__TASK TO CARRY OUT__. Go through the listing below and gather every line with the word "CRISPY".
+ + +
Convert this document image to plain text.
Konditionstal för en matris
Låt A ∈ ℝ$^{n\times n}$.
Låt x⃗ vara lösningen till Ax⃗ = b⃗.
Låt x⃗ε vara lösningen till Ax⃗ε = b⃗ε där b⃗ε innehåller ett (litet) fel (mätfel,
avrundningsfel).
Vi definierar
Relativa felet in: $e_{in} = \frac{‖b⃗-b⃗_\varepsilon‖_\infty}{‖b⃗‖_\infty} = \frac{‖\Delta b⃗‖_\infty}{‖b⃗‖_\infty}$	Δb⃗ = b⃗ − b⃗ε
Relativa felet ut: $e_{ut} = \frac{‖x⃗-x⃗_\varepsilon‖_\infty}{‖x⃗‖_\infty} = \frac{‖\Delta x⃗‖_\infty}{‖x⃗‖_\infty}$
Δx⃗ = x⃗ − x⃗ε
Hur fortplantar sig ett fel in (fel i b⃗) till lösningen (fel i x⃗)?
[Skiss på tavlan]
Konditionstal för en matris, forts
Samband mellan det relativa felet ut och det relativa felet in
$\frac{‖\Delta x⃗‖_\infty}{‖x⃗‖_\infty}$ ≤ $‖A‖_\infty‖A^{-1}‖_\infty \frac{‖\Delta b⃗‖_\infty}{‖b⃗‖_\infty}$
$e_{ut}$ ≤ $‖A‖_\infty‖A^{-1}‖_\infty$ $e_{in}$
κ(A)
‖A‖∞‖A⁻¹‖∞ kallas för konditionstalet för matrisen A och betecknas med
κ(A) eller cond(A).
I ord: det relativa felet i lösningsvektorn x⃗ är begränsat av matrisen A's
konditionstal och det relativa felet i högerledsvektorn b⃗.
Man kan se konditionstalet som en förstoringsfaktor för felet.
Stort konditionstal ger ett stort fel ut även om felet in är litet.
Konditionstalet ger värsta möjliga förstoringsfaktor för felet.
+ + +
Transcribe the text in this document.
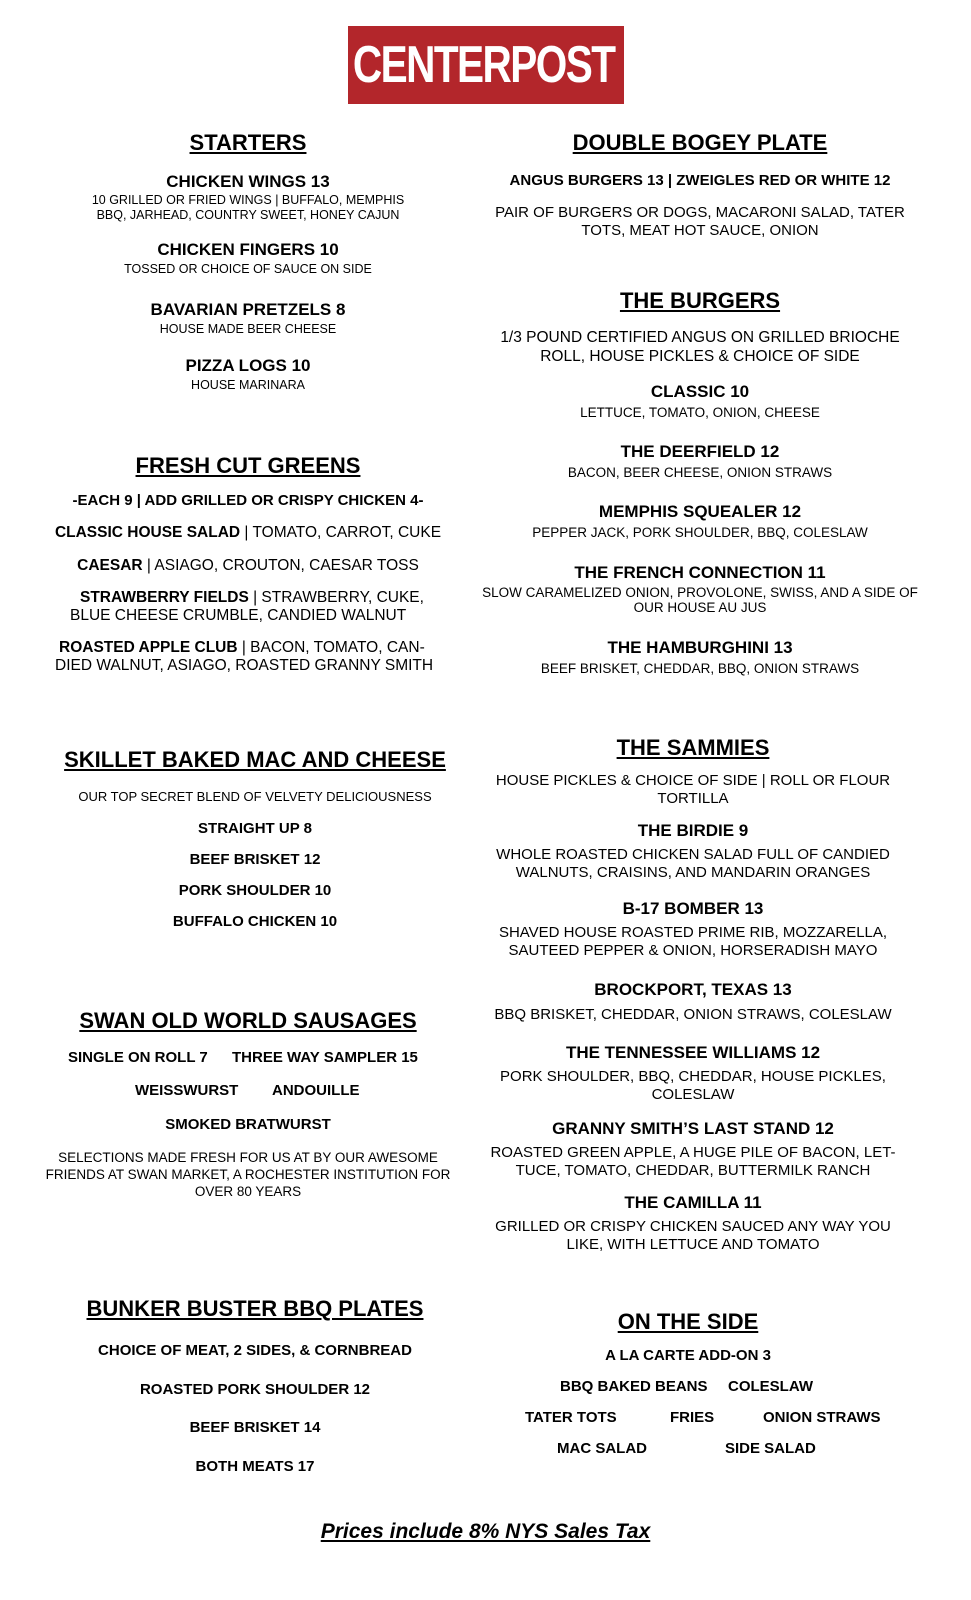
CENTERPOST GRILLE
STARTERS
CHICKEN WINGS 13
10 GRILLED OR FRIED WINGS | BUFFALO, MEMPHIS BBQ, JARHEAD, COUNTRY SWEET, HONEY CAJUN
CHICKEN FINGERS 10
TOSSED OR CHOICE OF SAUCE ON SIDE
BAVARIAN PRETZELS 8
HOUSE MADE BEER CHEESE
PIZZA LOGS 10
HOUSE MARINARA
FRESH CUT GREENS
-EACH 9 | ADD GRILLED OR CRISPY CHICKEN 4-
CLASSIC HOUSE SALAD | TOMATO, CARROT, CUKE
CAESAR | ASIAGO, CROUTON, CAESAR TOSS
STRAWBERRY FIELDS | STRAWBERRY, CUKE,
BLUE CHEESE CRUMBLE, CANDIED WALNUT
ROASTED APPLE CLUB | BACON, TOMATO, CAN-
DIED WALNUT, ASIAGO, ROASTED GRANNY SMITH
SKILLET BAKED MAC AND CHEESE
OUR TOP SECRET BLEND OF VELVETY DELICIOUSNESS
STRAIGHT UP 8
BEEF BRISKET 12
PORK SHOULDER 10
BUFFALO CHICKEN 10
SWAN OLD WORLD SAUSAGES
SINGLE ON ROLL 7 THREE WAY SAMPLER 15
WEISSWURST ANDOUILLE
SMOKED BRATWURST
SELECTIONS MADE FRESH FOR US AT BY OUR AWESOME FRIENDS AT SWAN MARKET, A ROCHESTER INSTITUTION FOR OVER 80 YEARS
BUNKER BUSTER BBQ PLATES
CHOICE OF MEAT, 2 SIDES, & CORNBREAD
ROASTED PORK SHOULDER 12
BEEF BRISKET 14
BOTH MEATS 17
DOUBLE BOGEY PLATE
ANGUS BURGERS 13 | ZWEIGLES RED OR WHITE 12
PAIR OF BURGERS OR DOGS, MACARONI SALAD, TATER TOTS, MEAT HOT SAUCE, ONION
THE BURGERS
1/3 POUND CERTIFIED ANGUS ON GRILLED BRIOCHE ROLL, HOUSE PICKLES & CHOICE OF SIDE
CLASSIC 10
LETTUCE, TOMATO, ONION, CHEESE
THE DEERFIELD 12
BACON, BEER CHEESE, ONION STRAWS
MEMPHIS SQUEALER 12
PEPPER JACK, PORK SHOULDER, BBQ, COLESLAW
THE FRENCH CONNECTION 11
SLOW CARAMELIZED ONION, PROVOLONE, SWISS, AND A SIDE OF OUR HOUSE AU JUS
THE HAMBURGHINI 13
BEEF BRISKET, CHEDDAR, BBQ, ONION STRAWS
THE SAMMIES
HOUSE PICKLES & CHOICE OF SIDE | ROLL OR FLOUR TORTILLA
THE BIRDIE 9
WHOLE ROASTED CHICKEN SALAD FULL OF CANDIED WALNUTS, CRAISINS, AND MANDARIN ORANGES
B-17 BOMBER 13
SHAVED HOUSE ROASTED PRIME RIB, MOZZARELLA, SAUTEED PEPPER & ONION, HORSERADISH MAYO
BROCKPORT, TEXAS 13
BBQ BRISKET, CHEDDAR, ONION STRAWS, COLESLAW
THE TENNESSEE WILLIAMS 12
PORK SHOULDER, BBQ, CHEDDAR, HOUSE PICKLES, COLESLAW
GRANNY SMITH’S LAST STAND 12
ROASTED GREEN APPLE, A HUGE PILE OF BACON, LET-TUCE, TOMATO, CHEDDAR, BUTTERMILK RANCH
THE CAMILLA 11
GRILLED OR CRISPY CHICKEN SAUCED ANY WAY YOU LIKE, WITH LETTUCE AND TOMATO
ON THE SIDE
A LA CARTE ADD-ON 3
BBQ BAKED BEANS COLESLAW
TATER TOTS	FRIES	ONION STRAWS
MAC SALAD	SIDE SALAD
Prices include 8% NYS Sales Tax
+ + +
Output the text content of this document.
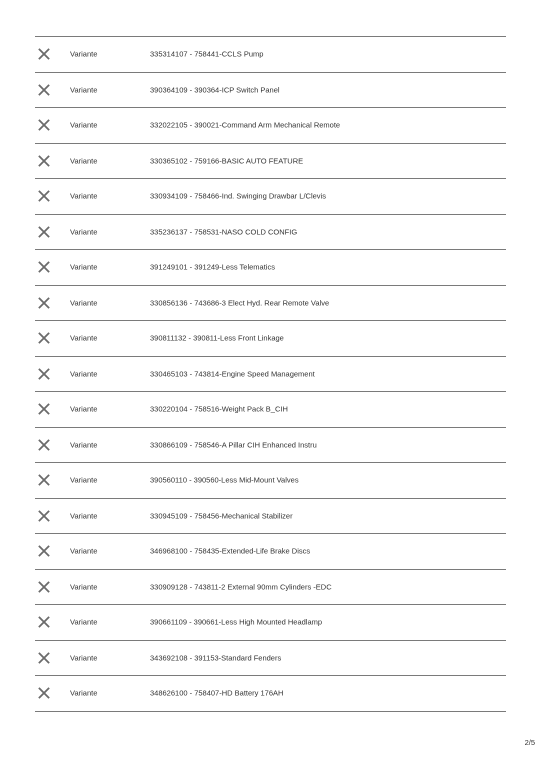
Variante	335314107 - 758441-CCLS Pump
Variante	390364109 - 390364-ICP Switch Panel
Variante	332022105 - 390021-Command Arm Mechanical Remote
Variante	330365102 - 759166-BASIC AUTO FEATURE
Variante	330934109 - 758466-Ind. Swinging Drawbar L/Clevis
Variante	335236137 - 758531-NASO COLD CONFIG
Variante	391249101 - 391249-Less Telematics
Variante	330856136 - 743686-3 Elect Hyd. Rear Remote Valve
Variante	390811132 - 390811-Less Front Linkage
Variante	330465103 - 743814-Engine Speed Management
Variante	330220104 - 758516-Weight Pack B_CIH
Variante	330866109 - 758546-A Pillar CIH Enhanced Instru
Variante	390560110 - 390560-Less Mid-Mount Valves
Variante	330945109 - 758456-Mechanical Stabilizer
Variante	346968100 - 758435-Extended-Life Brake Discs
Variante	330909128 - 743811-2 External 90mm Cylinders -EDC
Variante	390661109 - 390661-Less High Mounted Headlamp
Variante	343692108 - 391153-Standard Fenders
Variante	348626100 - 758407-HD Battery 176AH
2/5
+ + +
__PROBLEM SOLUTION__.
-EACH 9 | ADD GRILLED OR CRISPY CHICKEN 4-
GRILLED OR CRISPY CHICKEN SAUCED ANY WAY YOU LIKE, WITH LETTUCE AND TOMATO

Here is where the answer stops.